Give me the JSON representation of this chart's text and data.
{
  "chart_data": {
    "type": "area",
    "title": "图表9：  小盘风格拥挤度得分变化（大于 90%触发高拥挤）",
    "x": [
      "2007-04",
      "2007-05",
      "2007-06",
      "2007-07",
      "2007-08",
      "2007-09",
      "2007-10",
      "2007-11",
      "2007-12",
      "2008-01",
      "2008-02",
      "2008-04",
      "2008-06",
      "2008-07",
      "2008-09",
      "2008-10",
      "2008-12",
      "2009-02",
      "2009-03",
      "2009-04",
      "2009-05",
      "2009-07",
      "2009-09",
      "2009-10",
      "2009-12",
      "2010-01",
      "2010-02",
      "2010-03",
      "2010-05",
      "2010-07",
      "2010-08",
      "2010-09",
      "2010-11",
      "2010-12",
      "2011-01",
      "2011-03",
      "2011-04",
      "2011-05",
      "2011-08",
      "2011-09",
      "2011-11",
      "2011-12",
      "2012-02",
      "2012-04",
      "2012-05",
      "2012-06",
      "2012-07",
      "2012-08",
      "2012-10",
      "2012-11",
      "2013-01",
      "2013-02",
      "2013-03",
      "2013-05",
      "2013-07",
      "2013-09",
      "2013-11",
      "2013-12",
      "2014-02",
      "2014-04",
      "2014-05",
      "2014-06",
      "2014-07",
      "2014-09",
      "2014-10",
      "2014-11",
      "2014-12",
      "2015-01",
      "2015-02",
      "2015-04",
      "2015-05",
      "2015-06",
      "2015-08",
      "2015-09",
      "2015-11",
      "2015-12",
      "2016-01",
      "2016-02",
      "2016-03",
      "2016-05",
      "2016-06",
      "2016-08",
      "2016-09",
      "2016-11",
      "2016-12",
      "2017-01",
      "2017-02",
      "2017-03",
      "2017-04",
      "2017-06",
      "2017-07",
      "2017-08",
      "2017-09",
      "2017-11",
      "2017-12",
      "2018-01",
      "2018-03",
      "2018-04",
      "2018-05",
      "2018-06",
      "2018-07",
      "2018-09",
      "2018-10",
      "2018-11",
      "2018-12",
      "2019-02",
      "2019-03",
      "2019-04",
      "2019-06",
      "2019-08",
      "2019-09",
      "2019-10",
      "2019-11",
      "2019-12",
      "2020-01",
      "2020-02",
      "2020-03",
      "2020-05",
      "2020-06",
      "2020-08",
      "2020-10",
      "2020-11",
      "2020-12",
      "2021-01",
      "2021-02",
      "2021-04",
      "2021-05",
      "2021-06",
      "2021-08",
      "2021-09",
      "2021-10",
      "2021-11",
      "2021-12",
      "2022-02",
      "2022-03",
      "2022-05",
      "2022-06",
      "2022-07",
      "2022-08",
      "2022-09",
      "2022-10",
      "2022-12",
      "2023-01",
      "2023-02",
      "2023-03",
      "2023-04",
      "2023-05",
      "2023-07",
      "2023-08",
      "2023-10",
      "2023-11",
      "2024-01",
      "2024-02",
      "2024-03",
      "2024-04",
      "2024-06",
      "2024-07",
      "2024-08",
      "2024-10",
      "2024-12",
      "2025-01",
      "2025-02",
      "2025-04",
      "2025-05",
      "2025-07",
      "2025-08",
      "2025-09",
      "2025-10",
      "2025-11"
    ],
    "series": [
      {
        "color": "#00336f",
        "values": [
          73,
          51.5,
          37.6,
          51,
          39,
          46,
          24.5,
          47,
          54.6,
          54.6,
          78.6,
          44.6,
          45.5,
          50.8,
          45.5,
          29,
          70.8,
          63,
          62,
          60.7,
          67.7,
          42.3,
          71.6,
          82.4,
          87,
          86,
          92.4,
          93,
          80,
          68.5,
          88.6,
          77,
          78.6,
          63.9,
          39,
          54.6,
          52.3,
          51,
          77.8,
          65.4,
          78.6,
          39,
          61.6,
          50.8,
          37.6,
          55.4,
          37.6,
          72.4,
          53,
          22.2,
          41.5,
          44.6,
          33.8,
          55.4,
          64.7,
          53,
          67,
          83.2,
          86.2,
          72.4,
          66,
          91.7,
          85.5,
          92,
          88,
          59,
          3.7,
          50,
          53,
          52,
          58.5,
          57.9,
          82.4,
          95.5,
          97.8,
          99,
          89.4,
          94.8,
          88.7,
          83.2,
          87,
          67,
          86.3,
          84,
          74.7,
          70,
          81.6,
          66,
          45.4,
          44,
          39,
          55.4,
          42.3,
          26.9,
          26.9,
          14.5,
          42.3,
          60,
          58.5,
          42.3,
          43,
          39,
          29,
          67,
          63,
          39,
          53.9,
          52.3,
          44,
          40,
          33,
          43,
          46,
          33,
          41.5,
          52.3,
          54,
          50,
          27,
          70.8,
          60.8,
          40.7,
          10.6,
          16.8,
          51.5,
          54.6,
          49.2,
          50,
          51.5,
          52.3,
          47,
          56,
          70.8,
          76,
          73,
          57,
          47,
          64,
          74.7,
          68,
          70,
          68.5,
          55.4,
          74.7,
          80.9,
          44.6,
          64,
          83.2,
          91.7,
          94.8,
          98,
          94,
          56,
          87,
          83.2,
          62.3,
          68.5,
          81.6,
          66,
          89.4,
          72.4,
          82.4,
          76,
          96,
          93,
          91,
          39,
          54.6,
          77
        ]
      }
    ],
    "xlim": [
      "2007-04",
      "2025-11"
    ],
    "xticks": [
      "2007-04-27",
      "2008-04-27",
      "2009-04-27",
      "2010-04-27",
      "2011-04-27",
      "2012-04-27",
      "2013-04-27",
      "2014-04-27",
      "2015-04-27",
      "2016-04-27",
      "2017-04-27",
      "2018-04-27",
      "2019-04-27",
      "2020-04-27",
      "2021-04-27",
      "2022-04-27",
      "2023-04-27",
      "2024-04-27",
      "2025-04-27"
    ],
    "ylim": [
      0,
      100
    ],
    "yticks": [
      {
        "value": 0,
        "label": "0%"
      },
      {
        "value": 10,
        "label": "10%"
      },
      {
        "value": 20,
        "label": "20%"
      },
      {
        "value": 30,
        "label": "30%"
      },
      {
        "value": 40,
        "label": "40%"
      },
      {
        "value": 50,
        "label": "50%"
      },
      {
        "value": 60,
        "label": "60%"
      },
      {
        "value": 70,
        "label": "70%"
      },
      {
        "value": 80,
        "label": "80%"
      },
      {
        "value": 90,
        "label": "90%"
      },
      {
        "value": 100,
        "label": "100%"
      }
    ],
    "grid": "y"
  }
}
+===+
_WHAT NEEDS TO BE DONE_
Whenever "label" turns up in a line, pick that line out.

_WORKED SOLUTION_
        "label": "0%"
        "label": "10%"
        "label": "20%"
        "label": "30%"
        "label": "40%"
        "label": "50%"
        "label": "60%"
        "label": "70%"
        "label": "80%"
        "label": "90%"
        "label": "100%"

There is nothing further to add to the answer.